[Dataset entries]
--------------------------------

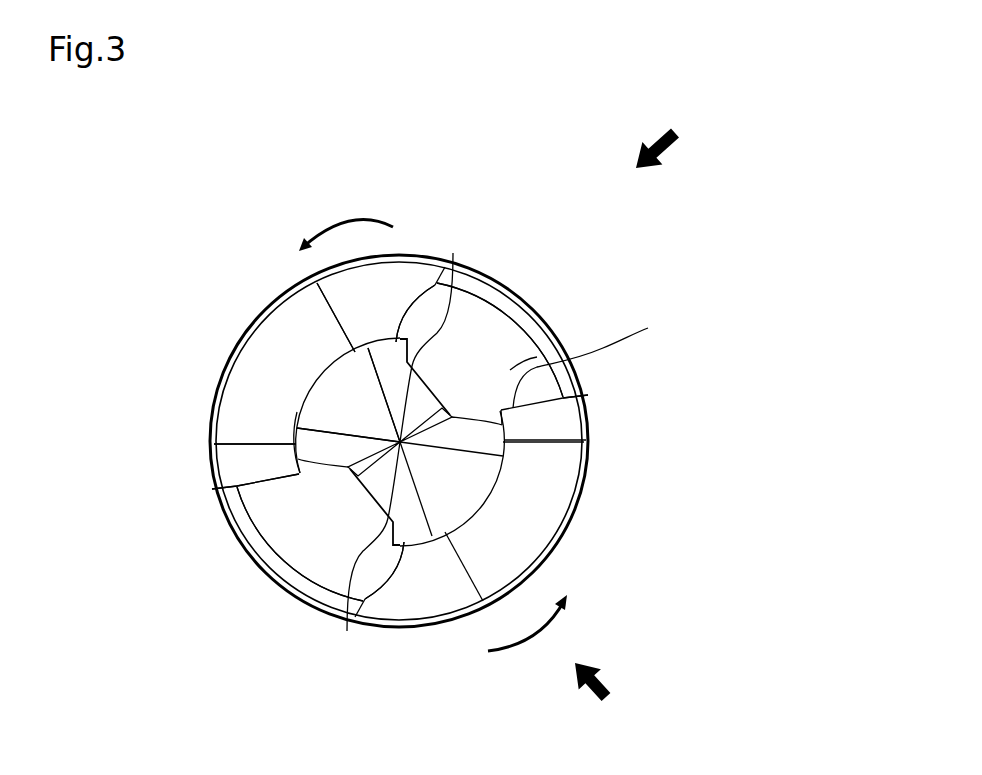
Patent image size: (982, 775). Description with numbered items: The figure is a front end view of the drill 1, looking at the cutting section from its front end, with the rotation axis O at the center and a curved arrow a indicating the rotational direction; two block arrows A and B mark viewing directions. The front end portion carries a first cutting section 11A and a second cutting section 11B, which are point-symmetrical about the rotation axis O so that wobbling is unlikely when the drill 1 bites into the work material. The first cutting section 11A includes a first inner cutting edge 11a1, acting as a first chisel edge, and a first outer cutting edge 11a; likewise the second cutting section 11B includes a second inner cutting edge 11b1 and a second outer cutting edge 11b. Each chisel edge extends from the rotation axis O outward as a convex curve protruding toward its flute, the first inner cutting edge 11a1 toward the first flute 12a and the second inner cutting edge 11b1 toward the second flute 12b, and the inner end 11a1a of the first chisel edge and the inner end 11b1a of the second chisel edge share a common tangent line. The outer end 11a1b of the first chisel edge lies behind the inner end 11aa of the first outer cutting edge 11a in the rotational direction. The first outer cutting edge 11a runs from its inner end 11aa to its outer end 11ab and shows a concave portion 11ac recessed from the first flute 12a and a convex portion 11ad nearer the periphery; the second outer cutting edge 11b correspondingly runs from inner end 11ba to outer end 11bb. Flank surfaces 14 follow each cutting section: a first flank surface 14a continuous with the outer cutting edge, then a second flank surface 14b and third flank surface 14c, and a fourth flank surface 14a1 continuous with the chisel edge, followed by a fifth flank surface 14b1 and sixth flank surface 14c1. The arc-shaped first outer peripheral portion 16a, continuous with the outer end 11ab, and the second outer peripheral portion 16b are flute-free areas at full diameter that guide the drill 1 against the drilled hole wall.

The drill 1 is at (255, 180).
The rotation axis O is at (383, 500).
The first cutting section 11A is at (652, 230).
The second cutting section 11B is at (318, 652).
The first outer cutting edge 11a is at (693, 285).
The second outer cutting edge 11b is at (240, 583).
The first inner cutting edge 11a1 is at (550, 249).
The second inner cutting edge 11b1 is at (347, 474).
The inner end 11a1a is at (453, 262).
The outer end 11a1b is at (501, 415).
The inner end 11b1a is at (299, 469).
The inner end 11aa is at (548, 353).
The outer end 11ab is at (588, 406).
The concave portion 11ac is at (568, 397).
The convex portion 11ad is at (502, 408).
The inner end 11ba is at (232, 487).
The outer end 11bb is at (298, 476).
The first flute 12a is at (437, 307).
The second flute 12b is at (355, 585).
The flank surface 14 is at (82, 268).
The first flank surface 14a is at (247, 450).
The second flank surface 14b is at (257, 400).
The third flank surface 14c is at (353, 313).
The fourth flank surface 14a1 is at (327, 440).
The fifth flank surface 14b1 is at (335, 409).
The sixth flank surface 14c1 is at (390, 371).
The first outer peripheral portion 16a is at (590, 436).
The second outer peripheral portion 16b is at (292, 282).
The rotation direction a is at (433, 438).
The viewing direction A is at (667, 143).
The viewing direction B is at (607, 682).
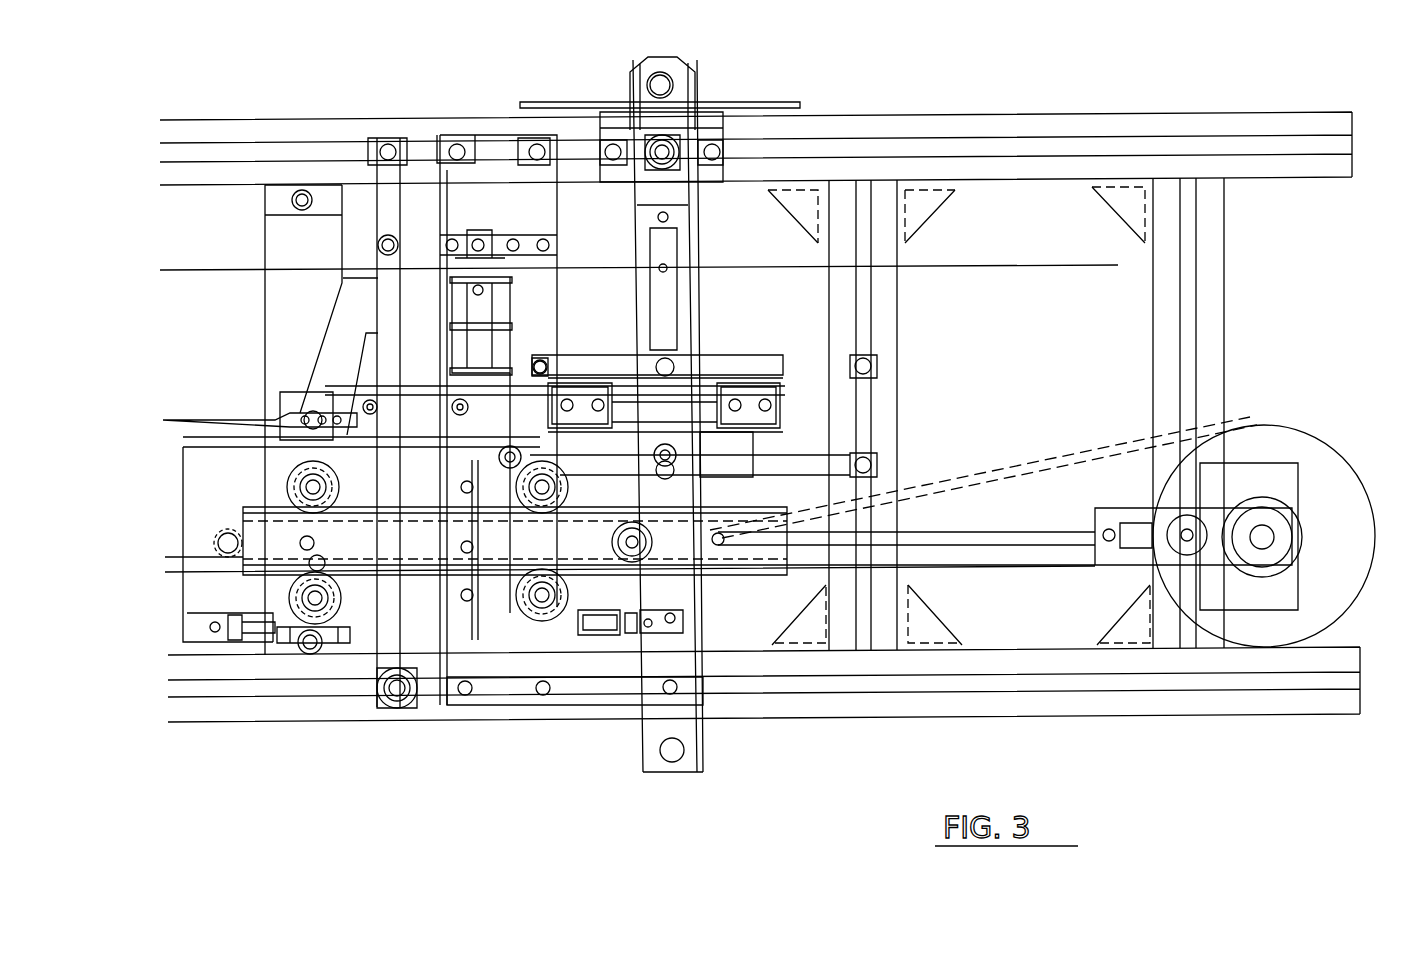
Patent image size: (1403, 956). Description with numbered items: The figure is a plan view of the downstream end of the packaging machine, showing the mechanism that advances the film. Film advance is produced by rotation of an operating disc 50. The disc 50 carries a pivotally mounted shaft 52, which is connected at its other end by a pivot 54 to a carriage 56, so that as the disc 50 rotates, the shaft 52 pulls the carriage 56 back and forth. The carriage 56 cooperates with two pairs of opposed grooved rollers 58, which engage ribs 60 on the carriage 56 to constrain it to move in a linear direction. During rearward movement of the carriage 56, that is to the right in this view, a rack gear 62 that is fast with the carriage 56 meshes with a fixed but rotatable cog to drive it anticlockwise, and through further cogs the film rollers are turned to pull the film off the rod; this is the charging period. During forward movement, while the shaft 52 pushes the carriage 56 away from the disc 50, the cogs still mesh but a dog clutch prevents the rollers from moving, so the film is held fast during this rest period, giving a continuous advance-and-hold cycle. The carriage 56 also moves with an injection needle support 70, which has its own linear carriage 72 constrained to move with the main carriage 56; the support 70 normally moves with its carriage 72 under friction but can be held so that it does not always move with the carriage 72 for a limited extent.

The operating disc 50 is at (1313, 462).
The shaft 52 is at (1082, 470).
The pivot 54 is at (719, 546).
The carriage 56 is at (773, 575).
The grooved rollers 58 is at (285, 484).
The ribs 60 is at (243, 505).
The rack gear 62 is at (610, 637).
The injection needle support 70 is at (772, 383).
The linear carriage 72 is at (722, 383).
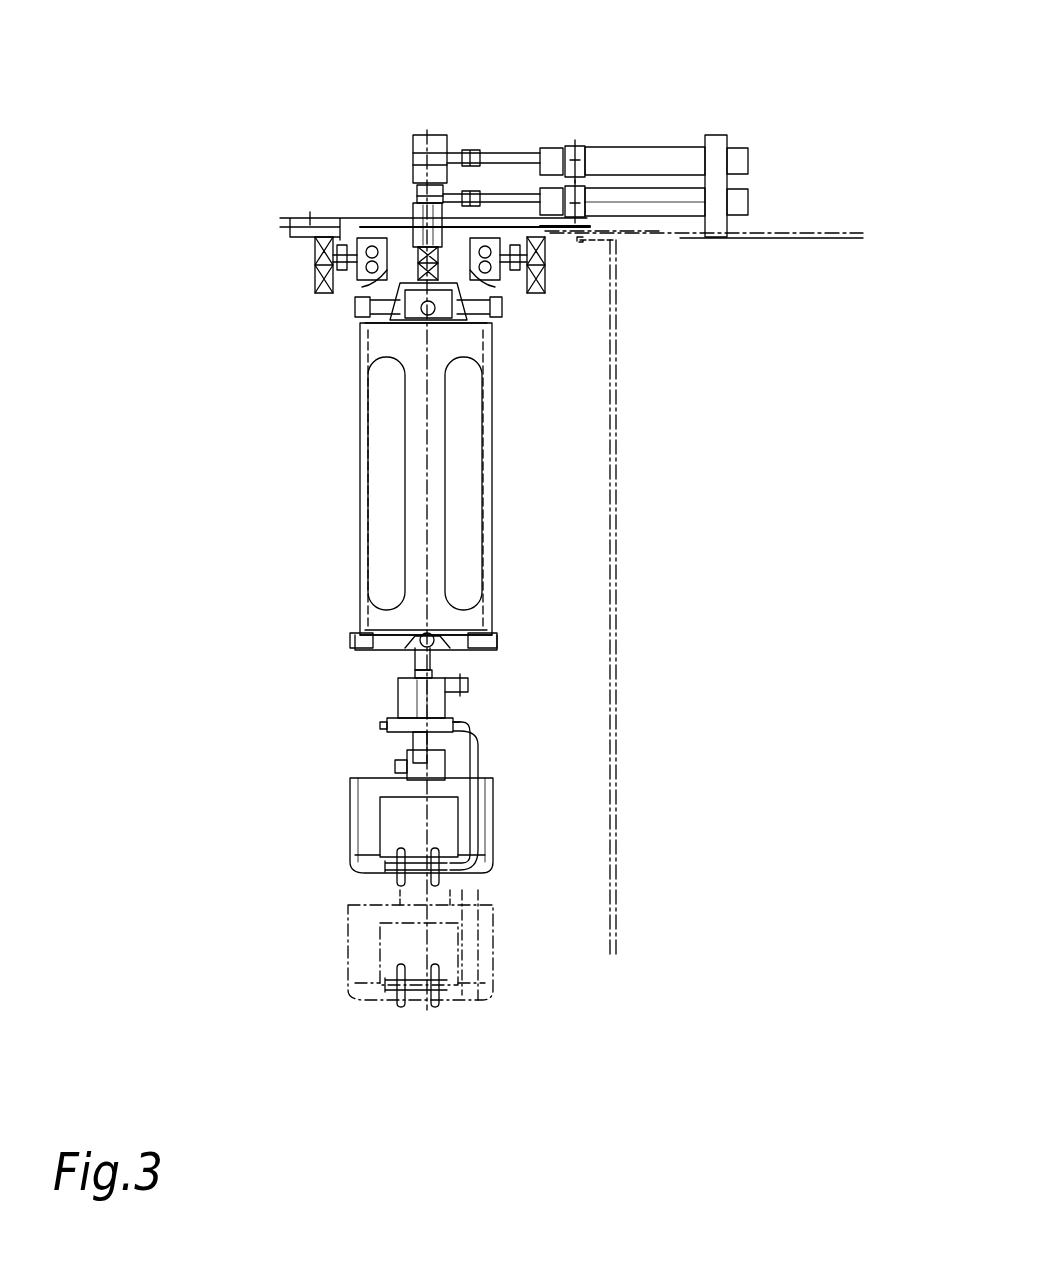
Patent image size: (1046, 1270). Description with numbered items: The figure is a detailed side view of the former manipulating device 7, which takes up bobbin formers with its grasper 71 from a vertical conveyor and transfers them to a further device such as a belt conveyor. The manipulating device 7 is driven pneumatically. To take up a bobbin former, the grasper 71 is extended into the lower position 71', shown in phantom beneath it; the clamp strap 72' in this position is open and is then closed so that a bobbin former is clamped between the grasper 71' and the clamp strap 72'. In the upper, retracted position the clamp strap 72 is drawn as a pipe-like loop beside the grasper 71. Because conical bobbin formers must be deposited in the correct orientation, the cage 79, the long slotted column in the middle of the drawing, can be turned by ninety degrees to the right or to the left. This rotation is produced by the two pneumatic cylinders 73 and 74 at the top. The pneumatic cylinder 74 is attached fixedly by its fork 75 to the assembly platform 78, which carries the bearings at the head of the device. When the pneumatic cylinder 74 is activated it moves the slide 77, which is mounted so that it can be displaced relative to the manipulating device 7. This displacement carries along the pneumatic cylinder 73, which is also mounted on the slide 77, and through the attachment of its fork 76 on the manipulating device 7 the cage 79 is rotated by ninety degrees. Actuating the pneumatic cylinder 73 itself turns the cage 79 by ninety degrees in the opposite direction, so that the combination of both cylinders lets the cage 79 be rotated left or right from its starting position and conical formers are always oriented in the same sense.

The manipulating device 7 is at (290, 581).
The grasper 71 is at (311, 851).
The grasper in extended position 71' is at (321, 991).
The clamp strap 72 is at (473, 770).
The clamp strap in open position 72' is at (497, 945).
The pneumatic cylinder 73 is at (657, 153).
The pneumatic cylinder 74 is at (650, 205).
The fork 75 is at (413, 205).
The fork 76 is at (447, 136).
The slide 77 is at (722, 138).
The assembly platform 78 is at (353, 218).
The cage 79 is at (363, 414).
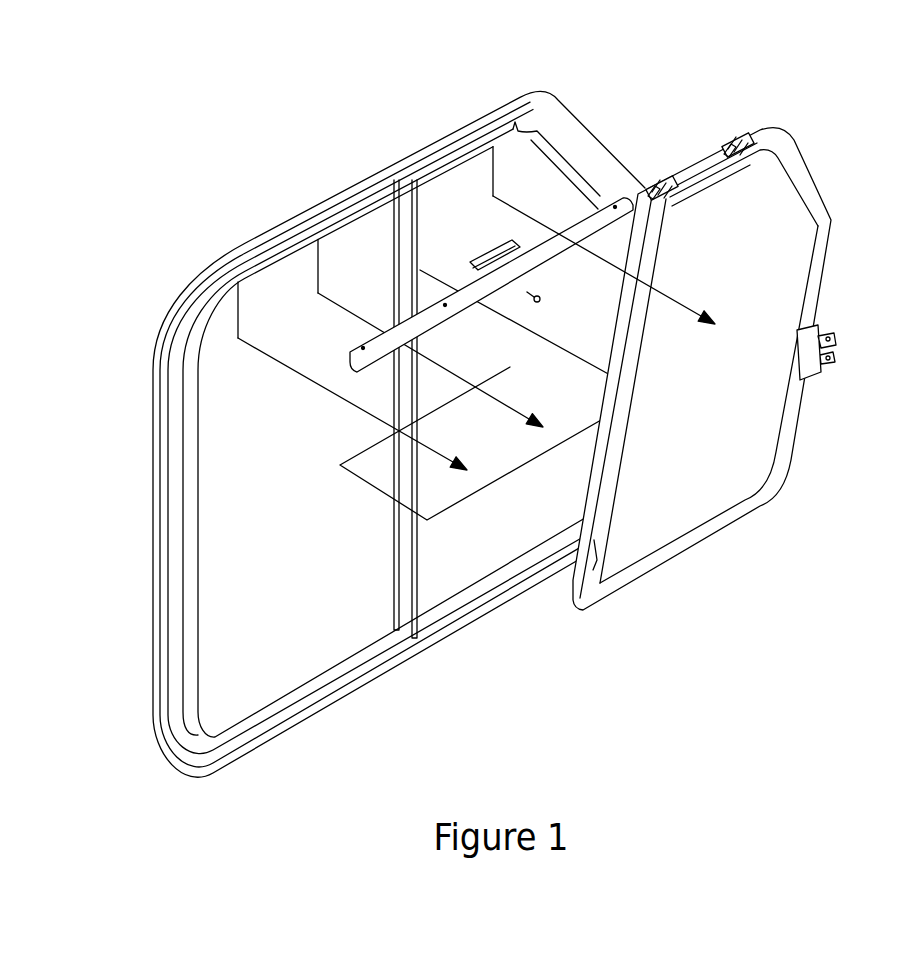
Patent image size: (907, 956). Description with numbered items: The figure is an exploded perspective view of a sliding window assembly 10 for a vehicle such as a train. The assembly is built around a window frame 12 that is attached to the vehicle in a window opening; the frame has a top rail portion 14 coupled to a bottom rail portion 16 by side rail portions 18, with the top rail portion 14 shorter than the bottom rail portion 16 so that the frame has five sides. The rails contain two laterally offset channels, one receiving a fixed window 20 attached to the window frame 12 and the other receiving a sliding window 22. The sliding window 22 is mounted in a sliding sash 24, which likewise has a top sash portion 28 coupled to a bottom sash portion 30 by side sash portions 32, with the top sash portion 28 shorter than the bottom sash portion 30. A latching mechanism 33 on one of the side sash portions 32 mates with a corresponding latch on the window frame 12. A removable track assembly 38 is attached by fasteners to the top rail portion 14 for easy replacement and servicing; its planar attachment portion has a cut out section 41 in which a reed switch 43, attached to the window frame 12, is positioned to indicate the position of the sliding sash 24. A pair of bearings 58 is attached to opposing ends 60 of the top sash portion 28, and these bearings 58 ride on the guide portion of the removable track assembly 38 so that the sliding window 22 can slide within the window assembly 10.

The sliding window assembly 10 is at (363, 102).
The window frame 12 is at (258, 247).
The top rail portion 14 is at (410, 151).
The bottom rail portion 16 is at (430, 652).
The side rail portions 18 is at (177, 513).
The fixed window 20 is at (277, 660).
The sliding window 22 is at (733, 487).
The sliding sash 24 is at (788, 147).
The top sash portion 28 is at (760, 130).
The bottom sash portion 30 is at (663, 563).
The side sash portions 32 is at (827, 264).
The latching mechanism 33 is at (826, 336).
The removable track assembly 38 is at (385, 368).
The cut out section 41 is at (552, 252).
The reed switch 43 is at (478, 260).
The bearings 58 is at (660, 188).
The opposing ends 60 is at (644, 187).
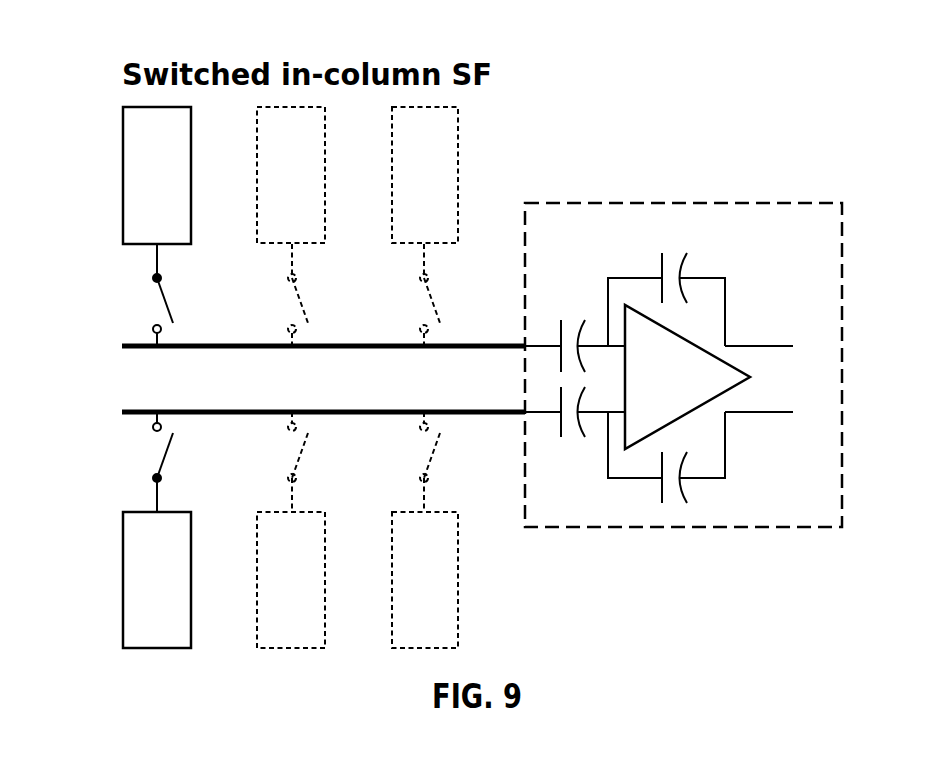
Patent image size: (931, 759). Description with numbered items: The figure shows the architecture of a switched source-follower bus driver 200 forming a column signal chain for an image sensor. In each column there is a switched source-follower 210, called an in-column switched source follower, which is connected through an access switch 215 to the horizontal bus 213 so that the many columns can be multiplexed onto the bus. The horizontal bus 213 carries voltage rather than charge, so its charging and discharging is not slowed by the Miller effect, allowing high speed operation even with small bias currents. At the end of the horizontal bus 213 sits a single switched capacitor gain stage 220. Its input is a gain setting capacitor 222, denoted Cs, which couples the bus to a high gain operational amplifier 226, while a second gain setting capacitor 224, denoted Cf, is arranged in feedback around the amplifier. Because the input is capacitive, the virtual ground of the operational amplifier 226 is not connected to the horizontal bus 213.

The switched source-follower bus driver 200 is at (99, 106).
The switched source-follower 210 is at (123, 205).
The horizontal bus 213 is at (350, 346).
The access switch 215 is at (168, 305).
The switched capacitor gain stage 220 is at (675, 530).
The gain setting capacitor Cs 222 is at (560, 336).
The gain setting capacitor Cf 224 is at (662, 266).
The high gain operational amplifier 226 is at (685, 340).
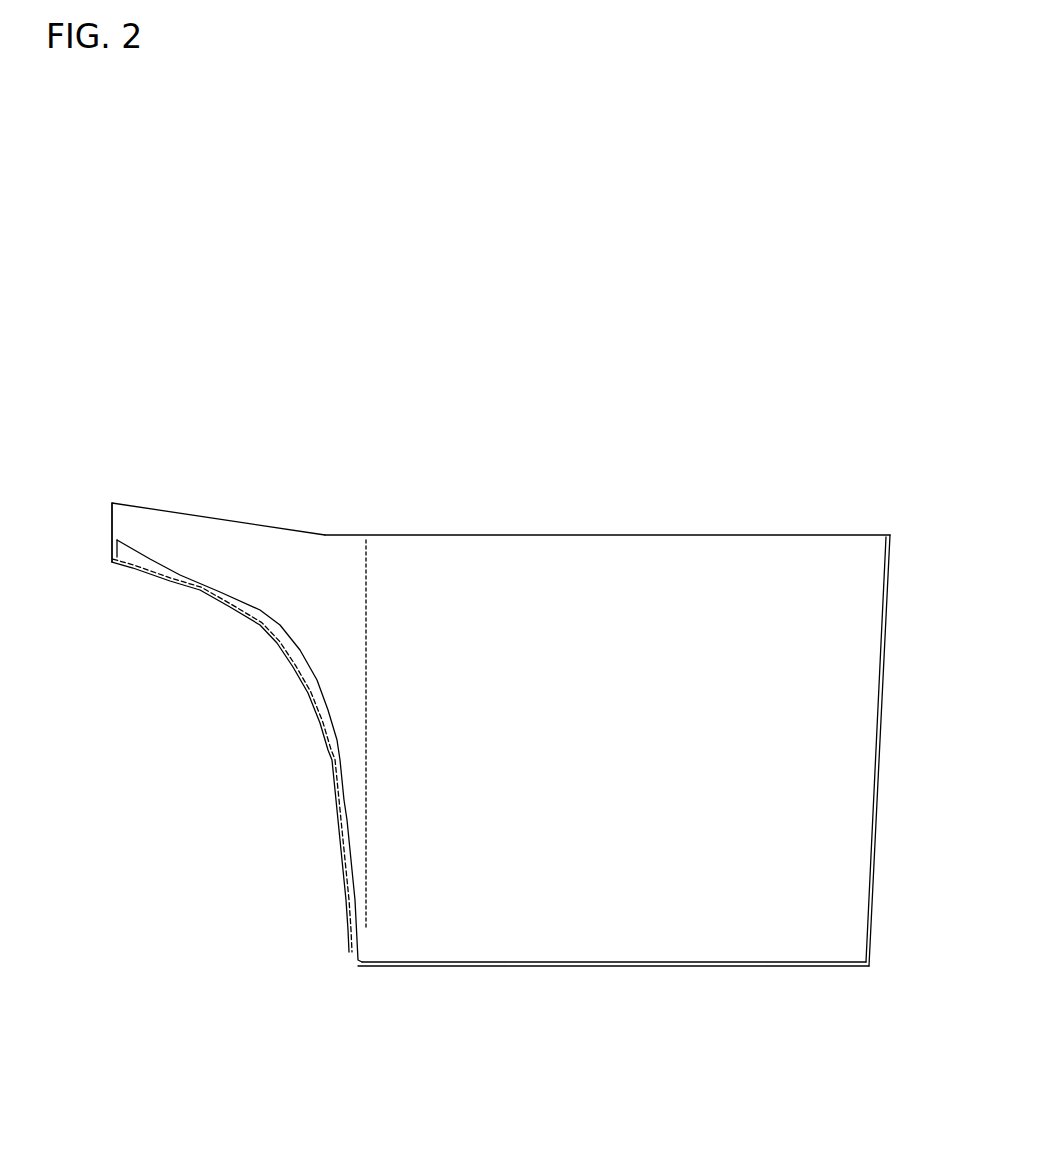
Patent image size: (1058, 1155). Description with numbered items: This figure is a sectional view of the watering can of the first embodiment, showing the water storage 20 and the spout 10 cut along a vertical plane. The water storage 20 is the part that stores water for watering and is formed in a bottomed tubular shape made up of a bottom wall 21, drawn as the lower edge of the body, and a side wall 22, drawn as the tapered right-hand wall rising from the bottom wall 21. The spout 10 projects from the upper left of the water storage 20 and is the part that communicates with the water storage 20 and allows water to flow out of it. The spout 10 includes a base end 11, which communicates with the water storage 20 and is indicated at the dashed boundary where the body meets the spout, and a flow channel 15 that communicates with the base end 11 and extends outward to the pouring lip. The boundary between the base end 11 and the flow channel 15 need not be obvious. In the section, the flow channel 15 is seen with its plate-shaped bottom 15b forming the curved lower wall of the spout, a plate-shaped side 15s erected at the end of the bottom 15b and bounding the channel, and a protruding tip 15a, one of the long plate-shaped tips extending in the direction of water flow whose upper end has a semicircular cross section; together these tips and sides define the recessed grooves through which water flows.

--------------------------------

Reproduce the lines from the one containing "Patent image size: (931, 759)." through the one containing "The switched capacitor", switching "image sensor" to "imaging device" and keeping everything else the same.

Patent image size: (931, 759). Description with numbered items: The figure shows the architecture of a switched source-follower bus driver 200 forming a column signal chain for an imaging device. In each column there is a switched source-follower 210, called an in-column switched source follower, which is connected through an access switch 215 to the horizontal bus 213 so that the many columns can be multiplexed onto the bus. The horizontal bus 213 carries voltage rather than charge, so its charging and discharging is not slowed by the Miller effect, allowing high speed operation even with small bias currents. At the end of the horizontal bus 213 sits a single switched capacitor gain stage 220. Its input is a gain setting capacitor 222, denoted Cs, which couples the bus to a high gain operational amplifier 226, while a second gain setting capacitor 224, denoted Cf, is arranged in feedback around the amplifier. Because the input is capacitive, the virtual ground of the operational amplifier 226 is not connected to the horizontal bus 213.

The switched source-follower bus driver 200 is at (99, 106).
The switched source-follower 210 is at (123, 205).
The horizontal bus 213 is at (350, 346).
The access switch 215 is at (168, 305).
The switched capacitor gain stage 220 is at (675, 530).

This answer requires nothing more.